EXERCISE TASK: Pick out every line in the data below that holds "panel".
------ EXTRACTED ENTRIES ------
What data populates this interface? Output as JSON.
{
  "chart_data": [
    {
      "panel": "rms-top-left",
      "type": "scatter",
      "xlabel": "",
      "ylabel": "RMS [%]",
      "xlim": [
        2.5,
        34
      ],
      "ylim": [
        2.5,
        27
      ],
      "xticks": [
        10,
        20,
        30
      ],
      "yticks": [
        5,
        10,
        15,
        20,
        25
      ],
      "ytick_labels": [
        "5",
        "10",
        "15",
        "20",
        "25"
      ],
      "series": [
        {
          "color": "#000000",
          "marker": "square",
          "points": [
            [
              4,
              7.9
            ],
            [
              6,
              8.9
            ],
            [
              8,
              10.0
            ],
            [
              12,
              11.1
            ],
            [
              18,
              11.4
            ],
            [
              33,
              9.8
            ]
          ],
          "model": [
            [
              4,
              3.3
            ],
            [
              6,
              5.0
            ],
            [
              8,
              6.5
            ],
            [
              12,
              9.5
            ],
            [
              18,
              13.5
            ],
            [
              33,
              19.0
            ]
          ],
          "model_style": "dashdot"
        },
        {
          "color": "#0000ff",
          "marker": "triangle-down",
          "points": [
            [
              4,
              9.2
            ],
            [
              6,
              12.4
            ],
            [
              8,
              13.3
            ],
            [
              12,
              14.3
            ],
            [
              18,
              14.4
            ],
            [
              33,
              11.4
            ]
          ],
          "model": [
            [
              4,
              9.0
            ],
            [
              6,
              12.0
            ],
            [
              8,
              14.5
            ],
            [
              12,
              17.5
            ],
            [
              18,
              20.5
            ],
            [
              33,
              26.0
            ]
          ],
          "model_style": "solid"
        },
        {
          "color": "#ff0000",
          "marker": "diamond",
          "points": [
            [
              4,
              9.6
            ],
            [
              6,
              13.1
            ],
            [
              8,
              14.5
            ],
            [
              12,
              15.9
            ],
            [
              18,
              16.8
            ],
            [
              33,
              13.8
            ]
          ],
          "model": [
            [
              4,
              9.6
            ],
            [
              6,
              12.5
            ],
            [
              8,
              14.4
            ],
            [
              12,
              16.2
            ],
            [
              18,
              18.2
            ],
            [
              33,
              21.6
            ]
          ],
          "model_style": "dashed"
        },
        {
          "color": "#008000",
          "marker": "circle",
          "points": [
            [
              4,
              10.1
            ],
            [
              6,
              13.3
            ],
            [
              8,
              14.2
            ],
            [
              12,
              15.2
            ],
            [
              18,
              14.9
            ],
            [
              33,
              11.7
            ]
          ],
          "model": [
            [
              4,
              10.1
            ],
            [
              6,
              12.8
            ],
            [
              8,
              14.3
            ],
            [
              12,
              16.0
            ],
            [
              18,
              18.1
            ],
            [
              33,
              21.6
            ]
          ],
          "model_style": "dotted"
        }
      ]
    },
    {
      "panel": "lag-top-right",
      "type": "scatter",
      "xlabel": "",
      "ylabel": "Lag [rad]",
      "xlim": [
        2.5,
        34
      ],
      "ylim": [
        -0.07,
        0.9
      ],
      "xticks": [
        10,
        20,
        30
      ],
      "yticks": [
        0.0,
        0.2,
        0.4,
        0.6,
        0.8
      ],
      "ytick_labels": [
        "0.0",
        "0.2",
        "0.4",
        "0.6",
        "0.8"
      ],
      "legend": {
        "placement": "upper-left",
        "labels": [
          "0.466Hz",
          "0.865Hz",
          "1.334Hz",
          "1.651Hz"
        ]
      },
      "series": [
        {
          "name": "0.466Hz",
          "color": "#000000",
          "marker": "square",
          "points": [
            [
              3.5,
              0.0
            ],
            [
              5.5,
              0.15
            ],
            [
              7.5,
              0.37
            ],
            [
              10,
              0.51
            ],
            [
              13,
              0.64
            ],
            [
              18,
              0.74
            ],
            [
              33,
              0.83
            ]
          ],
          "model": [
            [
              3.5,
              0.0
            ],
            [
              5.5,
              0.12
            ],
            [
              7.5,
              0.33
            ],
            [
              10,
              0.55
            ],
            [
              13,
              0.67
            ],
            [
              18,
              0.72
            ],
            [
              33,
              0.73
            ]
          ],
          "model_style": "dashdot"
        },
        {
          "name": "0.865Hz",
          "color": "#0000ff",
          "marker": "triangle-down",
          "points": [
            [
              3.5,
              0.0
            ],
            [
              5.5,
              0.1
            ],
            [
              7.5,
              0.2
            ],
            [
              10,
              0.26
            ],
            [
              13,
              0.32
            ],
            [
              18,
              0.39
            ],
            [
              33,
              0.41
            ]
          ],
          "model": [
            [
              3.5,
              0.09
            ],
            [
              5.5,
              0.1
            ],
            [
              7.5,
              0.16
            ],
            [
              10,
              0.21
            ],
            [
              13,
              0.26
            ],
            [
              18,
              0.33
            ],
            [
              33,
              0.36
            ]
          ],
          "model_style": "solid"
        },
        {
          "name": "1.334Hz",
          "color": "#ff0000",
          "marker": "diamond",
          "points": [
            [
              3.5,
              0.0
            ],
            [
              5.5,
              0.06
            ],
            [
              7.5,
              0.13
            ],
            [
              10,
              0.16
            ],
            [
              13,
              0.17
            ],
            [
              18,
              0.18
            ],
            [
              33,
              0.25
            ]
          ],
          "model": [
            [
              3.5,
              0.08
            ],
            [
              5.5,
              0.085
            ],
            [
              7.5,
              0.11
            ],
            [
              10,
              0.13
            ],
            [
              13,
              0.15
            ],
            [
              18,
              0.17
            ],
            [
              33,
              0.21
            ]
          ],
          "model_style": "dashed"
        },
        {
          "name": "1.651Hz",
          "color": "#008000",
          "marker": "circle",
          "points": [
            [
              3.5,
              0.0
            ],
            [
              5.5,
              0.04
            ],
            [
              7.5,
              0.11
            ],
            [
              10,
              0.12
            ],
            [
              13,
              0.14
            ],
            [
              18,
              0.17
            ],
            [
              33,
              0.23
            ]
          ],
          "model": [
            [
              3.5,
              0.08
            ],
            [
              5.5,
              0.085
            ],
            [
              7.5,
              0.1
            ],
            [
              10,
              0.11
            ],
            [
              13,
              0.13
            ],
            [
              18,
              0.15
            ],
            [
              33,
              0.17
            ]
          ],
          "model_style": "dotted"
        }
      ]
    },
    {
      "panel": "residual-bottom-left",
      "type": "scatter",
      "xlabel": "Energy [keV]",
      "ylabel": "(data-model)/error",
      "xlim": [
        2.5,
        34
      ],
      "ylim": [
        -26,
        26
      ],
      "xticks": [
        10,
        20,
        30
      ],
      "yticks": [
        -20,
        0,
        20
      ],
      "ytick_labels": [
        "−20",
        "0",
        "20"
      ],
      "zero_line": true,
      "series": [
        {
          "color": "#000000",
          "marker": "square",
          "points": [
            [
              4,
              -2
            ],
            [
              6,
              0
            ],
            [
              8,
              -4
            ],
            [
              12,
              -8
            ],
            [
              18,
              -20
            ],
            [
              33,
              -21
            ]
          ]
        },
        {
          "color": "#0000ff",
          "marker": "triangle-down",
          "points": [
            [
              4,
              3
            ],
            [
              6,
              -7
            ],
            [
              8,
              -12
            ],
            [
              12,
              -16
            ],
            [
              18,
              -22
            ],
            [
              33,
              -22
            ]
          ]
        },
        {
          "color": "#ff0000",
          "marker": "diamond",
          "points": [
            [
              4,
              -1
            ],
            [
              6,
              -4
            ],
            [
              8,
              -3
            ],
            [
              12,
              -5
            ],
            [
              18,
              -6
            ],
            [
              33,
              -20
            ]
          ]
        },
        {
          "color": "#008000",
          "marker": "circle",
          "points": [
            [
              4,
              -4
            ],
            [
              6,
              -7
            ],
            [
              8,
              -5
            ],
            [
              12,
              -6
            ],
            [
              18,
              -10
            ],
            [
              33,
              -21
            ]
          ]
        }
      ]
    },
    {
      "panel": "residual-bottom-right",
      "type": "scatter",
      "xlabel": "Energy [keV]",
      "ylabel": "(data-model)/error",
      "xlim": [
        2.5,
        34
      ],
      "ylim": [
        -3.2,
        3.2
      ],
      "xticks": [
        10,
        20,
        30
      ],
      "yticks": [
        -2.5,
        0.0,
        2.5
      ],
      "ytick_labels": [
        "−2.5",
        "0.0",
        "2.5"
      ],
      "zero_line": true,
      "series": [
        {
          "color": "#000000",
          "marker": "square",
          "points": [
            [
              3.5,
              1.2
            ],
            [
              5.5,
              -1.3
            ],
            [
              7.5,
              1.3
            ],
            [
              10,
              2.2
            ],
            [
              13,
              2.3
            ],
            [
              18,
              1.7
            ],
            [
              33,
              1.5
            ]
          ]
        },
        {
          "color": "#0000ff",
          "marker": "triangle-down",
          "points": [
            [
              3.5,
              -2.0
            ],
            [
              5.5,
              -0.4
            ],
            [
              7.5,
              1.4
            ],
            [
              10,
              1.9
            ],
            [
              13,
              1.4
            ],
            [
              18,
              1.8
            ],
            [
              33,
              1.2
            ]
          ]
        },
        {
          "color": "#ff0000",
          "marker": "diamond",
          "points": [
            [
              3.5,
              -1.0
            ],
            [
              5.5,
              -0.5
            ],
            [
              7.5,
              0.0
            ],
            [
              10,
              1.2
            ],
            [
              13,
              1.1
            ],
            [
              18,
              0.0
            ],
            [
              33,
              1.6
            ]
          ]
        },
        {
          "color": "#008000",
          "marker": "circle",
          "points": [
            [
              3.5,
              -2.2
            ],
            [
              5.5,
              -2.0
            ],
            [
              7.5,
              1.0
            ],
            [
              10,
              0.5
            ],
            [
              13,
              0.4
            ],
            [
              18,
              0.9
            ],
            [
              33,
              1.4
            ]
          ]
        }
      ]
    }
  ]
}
------
EXERCISE RESULT:
      "panel": "rms-top-left",
      "panel": "lag-top-right",
      "panel": "residual-bottom-left",
      "panel": "residual-bottom-right",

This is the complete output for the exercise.